> _ROWS_:

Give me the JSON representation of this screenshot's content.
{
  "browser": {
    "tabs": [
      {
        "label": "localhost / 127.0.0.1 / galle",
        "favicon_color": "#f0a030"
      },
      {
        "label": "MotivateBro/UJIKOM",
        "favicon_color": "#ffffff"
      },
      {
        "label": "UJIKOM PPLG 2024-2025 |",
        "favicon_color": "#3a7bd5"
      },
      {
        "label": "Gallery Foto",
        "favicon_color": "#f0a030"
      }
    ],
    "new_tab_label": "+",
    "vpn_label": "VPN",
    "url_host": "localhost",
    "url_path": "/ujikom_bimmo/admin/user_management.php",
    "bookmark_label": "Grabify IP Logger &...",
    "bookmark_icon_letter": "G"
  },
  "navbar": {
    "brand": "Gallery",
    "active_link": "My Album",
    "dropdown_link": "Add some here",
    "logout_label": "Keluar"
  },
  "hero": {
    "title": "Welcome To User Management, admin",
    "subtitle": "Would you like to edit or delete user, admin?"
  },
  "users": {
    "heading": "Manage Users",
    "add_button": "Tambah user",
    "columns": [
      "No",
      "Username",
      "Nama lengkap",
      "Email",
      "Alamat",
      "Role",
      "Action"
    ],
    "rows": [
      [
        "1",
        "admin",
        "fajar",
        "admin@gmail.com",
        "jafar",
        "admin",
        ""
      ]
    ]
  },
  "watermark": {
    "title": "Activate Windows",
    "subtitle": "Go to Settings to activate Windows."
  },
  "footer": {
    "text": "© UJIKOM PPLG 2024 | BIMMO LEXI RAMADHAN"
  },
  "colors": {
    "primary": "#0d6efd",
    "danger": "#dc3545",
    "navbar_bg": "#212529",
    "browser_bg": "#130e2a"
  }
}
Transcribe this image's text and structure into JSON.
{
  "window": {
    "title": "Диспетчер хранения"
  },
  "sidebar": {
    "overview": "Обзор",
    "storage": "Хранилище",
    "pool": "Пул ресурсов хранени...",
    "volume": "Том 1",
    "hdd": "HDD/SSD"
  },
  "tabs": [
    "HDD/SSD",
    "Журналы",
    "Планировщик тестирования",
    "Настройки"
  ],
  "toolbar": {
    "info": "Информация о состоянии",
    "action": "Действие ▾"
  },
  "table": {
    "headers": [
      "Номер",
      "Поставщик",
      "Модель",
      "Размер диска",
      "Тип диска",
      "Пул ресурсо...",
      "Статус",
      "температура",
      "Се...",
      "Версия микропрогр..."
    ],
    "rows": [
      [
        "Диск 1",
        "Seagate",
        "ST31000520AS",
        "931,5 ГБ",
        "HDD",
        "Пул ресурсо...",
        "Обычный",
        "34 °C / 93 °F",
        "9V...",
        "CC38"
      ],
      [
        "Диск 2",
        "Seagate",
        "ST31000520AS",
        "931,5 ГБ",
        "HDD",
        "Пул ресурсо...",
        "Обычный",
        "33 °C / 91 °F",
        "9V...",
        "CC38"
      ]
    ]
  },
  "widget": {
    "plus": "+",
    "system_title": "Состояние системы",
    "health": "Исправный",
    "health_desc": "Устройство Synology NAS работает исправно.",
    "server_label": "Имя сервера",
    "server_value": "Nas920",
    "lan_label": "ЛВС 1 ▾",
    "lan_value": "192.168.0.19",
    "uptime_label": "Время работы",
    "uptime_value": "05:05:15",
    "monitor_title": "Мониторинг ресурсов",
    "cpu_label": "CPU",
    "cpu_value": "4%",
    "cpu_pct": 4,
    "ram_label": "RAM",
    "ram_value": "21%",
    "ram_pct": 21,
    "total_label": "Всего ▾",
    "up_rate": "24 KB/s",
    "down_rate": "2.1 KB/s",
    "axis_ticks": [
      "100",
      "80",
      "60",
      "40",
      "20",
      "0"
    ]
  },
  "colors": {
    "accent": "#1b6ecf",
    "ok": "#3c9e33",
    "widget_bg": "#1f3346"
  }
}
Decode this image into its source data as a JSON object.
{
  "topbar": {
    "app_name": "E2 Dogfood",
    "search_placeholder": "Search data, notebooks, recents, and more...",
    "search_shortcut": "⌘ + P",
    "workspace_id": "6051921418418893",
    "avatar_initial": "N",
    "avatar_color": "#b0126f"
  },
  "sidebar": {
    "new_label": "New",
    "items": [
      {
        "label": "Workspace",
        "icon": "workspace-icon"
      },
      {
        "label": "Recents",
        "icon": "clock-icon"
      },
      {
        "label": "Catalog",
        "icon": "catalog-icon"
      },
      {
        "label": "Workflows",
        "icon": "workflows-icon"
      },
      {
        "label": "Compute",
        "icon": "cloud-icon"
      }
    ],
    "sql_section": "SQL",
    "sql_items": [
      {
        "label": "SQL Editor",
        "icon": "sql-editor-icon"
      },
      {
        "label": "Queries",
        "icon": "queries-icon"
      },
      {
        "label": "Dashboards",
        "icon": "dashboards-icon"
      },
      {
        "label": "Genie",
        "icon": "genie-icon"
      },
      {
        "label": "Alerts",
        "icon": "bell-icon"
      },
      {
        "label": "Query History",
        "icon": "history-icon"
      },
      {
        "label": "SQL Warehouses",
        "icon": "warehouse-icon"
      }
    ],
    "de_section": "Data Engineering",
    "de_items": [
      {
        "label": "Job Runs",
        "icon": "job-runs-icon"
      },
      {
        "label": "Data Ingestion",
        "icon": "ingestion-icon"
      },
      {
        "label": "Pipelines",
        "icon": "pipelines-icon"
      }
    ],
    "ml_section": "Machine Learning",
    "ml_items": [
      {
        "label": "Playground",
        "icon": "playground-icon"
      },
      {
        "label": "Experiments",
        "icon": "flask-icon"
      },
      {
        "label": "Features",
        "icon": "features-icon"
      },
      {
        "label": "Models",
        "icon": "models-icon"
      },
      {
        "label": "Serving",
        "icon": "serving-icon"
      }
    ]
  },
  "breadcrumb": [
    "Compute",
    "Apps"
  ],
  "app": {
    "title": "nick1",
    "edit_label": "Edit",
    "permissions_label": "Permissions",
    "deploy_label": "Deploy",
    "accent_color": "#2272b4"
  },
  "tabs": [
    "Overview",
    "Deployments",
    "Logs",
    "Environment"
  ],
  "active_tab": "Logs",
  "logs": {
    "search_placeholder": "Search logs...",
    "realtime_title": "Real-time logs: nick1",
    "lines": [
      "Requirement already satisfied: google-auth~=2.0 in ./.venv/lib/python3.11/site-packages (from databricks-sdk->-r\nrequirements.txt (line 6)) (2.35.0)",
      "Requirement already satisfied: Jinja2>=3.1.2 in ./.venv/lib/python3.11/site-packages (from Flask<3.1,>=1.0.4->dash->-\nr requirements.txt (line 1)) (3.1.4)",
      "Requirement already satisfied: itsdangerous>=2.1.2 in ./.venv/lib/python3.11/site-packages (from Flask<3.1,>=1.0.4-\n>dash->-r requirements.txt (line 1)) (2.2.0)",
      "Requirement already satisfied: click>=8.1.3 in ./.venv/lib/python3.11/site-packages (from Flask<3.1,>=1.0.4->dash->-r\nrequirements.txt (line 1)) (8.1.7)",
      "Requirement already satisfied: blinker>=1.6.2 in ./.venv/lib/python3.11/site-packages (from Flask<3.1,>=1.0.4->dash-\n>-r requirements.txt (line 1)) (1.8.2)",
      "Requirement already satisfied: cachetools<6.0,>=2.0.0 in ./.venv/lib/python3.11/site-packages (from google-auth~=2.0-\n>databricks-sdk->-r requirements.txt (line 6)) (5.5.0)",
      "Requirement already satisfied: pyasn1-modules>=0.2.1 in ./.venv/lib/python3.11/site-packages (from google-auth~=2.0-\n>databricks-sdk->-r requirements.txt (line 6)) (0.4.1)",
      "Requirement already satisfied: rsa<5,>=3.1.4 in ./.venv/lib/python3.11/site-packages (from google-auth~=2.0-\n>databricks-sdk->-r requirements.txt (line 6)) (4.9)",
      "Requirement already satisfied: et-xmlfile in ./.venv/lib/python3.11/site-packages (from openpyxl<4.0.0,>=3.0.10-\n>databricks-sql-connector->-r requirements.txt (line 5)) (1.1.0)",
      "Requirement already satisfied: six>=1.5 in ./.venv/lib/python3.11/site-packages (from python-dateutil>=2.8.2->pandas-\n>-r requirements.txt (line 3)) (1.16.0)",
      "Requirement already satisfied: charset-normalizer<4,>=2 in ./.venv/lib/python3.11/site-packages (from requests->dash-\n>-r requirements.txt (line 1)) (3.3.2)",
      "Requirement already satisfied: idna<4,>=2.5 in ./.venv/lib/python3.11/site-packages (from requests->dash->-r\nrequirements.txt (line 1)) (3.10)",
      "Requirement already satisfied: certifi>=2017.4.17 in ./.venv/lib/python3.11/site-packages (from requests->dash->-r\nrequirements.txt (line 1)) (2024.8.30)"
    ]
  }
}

> _EXERCISE DIRECTIONS_: In the records above, find each line with the word "subtitle" and copy it.

> _OUTPUT OF THE TASK_:
    "subtitle": "Would you like to edit or delete user, admin?"
    "subtitle": "Go to Settings to activate Windows."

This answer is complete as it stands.